---------- DATASET ROWS ----------

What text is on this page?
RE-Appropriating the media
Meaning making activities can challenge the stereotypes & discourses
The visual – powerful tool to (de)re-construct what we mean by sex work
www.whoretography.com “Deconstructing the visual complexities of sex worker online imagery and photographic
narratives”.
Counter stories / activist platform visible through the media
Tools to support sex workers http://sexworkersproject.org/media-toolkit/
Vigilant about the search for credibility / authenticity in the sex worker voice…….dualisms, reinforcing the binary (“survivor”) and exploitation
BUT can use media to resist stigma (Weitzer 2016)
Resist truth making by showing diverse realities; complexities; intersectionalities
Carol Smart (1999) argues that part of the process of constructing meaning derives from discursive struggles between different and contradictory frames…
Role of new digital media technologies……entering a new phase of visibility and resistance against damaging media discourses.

----------

**WHAT THE EXERCISE ASKS:** Print the records once more, exactly as they were given.

**RESULT OF THIS TASK:**
What text is on this page?
RE-Appropriating the media
Meaning making activities can challenge the stereotypes & discourses
The visual – powerful tool to (de)re-construct what we mean by sex work
www.whoretography.com “Deconstructing the visual complexities of sex worker online imagery and photographic
narratives”.
Counter stories / activist platform visible through the media
Tools to support sex workers http://sexworkersproject.org/media-toolkit/
Vigilant about the search for credibility / authenticity in the sex worker voice…….dualisms, reinforcing the binary (“survivor”) and exploitation
BUT can use media to resist stigma (Weitzer 2016)
Resist truth making by showing diverse realities; complexities; intersectionalities
Carol Smart (1999) argues that part of the process of constructing meaning derives from discursive struggles between different and contradictory frames…
Role of new digital media technologies……entering a new phase of visibility and resistance against damaging media discourses.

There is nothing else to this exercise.